> _Records supplied_:
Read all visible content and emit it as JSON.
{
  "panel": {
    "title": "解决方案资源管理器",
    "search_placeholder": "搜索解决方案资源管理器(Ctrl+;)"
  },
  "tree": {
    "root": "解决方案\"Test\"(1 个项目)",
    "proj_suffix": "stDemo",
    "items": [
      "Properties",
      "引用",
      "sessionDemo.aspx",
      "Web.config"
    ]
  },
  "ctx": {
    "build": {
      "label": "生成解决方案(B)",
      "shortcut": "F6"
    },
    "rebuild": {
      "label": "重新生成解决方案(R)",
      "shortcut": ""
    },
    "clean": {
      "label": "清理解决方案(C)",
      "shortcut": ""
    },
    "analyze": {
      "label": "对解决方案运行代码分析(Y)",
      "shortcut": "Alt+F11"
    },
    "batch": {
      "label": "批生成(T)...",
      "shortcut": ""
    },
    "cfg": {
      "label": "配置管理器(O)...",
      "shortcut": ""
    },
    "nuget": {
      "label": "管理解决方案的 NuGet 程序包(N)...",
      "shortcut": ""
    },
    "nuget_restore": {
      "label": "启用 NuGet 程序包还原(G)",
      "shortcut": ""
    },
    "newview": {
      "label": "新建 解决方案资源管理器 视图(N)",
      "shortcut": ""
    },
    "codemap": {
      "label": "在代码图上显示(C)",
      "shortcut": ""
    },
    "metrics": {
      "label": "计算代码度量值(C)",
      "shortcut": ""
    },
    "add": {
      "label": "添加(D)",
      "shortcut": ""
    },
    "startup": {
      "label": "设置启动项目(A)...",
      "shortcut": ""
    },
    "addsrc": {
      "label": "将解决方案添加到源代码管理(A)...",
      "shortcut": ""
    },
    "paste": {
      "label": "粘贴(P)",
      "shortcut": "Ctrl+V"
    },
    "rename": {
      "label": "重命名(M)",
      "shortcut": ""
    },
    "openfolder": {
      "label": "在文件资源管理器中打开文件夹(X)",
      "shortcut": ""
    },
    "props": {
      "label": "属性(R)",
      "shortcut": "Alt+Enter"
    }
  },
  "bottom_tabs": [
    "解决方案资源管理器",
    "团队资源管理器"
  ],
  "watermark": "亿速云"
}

> _Task details_:
Reproduce each entry above exactly, keeping every word.

> _Reply to the exercise_:
Read all visible content and emit it as JSON.
{
  "panel": {
    "title": "解决方案资源管理器",
    "search_placeholder": "搜索解决方案资源管理器(Ctrl+;)"
  },
  "tree": {
    "root": "解决方案\"Test\"(1 个项目)",
    "proj_suffix": "stDemo",
    "items": [
      "Properties",
      "引用",
      "sessionDemo.aspx",
      "Web.config"
    ]
  },
  "ctx": {
    "build": {
      "label": "生成解决方案(B)",
      "shortcut": "F6"
    },
    "rebuild": {
      "label": "重新生成解决方案(R)",
      "shortcut": ""
    },
    "clean": {
      "label": "清理解决方案(C)",
      "shortcut": ""
    },
    "analyze": {
      "label": "对解决方案运行代码分析(Y)",
      "shortcut": "Alt+F11"
    },
    "batch": {
      "label": "批生成(T)...",
      "shortcut": ""
    },
    "cfg": {
      "label": "配置管理器(O)...",
      "shortcut": ""
    },
    "nuget": {
      "label": "管理解决方案的 NuGet 程序包(N)...",
      "shortcut": ""
    },
    "nuget_restore": {
      "label": "启用 NuGet 程序包还原(G)",
      "shortcut": ""
    },
    "newview": {
      "label": "新建 解决方案资源管理器 视图(N)",
      "shortcut": ""
    },
    "codemap": {
      "label": "在代码图上显示(C)",
      "shortcut": ""
    },
    "metrics": {
      "label": "计算代码度量值(C)",
      "shortcut": ""
    },
    "add": {
      "label": "添加(D)",
      "shortcut": ""
    },
    "startup": {
      "label": "设置启动项目(A)...",
      "shortcut": ""
    },
    "addsrc": {
      "label": "将解决方案添加到源代码管理(A)...",
      "shortcut": ""
    },
    "paste": {
      "label": "粘贴(P)",
      "shortcut": "Ctrl+V"
    },
    "rename": {
      "label": "重命名(M)",
      "shortcut": ""
    },
    "openfolder": {
      "label": "在文件资源管理器中打开文件夹(X)",
      "shortcut": ""
    },
    "props": {
      "label": "属性(R)",
      "shortcut": "Alt+Enter"
    }
  },
  "bottom_tabs": [
    "解决方案资源管理器",
    "团队资源管理器"
  ],
  "watermark": "亿速云"
}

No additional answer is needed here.